*Problem statement*.
Only lines with the word "Windows" are needed; collect each of them from the listing below.

Dataset items:
=-=-=

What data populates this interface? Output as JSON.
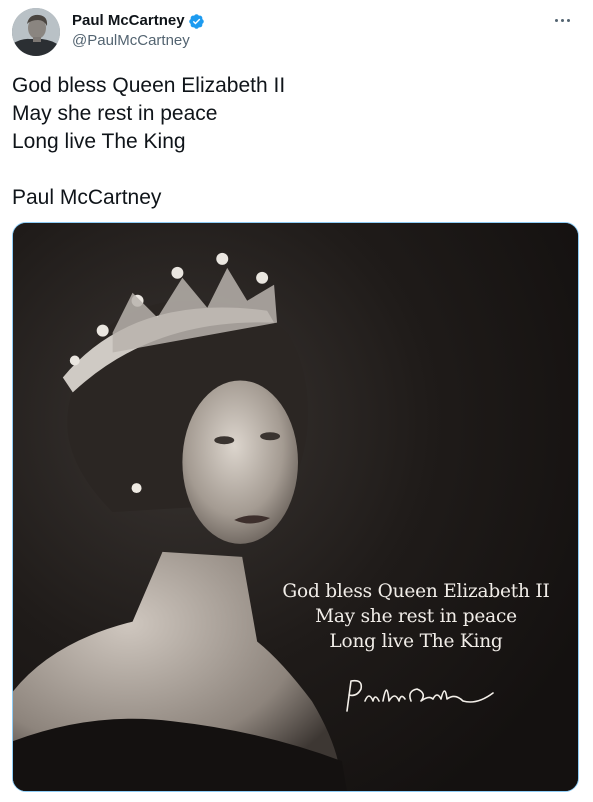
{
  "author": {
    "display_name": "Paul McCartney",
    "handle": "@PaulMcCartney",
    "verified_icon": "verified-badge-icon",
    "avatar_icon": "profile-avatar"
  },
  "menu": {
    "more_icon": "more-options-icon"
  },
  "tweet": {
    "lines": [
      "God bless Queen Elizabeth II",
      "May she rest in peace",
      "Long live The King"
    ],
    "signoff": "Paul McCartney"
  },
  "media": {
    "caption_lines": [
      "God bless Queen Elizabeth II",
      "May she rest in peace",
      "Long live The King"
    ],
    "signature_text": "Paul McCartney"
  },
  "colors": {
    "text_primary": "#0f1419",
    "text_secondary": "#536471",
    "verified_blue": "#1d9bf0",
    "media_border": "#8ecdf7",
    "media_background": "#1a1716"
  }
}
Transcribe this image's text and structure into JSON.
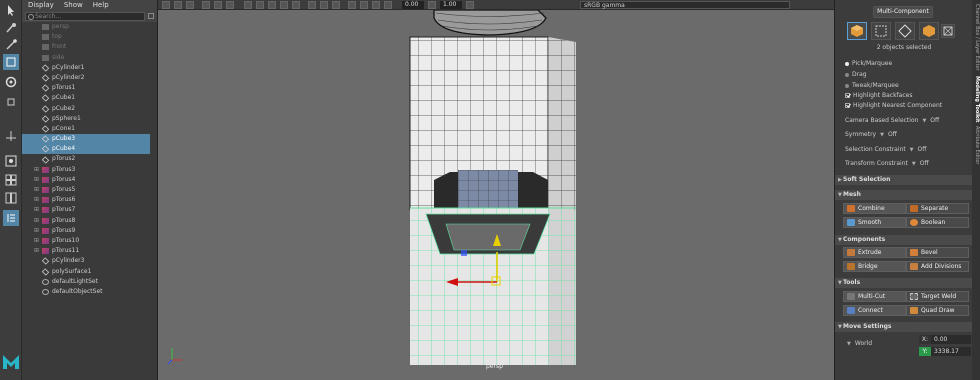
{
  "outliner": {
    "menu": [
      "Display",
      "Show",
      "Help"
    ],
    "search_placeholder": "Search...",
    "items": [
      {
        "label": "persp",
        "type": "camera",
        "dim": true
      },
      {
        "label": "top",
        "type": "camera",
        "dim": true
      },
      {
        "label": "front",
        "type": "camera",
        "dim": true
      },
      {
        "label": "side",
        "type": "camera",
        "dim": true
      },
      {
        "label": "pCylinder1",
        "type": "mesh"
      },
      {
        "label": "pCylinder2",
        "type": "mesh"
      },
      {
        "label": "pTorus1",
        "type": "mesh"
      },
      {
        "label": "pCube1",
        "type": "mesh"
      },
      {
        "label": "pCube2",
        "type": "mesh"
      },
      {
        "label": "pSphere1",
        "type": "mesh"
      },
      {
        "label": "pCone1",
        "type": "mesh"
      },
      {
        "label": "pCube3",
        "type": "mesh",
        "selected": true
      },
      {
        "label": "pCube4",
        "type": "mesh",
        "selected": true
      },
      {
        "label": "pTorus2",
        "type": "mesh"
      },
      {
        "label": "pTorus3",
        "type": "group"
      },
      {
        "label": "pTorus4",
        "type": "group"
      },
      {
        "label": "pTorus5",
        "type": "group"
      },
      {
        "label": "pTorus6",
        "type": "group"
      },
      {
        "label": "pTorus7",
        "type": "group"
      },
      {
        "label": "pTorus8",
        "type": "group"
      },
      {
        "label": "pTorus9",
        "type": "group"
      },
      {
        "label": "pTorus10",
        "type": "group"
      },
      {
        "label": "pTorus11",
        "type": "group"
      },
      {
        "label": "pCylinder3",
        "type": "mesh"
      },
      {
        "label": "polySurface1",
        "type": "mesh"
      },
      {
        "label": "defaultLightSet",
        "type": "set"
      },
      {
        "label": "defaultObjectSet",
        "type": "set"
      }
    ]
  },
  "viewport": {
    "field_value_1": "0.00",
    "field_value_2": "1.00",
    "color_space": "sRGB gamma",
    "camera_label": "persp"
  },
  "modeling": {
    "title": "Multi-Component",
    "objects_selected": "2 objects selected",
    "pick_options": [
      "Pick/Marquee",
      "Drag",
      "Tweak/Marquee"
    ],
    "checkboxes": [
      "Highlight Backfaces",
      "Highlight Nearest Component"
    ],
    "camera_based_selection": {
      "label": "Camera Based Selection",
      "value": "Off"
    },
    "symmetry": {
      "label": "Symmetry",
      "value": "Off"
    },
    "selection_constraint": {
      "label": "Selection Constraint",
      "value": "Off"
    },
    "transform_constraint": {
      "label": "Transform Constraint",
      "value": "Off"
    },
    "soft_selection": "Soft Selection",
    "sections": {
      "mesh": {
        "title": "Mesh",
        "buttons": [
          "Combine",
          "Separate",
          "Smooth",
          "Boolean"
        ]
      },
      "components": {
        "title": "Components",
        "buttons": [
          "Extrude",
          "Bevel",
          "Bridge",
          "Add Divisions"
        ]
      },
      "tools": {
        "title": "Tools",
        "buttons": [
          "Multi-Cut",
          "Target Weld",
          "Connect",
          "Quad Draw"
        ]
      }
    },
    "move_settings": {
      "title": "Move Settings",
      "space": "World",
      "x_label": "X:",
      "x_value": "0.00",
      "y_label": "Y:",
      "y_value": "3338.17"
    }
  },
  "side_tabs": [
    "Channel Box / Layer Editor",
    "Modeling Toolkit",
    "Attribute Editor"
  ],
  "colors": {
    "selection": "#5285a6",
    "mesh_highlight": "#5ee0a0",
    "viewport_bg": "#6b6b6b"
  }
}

=-=-=

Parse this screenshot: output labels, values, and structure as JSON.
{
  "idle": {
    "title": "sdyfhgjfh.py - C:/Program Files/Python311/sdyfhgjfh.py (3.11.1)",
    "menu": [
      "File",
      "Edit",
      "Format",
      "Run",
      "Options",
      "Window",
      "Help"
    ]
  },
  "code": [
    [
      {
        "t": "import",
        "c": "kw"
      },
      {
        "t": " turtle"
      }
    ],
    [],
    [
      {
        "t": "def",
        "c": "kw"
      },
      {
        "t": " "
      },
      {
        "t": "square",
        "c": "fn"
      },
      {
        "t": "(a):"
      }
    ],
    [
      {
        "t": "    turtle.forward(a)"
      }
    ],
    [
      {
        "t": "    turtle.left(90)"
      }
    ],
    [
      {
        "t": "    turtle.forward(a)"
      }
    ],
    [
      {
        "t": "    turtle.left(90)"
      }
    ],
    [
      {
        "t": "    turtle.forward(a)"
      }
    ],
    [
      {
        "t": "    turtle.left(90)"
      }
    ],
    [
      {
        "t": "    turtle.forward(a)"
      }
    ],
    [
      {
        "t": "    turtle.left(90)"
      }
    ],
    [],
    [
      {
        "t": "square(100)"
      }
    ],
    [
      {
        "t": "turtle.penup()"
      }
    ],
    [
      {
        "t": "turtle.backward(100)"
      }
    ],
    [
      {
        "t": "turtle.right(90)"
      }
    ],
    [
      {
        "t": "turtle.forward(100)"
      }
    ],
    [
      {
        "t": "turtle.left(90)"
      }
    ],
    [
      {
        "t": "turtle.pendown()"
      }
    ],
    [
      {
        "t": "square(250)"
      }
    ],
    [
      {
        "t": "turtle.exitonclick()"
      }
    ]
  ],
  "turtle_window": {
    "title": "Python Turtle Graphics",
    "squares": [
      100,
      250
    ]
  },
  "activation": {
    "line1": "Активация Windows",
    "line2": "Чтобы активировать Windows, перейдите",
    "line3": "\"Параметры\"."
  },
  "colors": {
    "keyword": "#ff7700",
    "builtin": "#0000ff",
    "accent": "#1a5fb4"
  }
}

=-=-=

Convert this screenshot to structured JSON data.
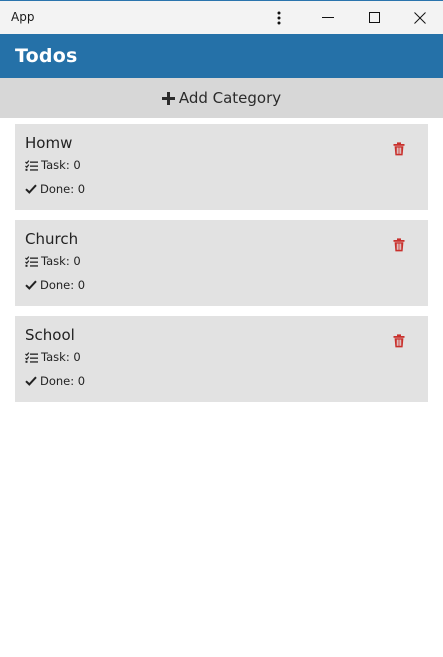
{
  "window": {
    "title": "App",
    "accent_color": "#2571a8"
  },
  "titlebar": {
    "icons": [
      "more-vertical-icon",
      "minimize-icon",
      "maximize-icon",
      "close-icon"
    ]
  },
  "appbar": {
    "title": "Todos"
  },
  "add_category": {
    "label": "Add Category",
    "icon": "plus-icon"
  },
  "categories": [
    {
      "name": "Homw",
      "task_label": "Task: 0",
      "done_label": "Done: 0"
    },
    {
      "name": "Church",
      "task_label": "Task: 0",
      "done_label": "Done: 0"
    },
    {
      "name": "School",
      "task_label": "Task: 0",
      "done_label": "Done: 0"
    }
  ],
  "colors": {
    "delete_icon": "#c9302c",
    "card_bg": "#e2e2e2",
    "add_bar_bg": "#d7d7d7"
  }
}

=-=-=

*Task output*.
    "line1": "Активация Windows",
    "line2": "Чтобы активировать Windows, перейдите",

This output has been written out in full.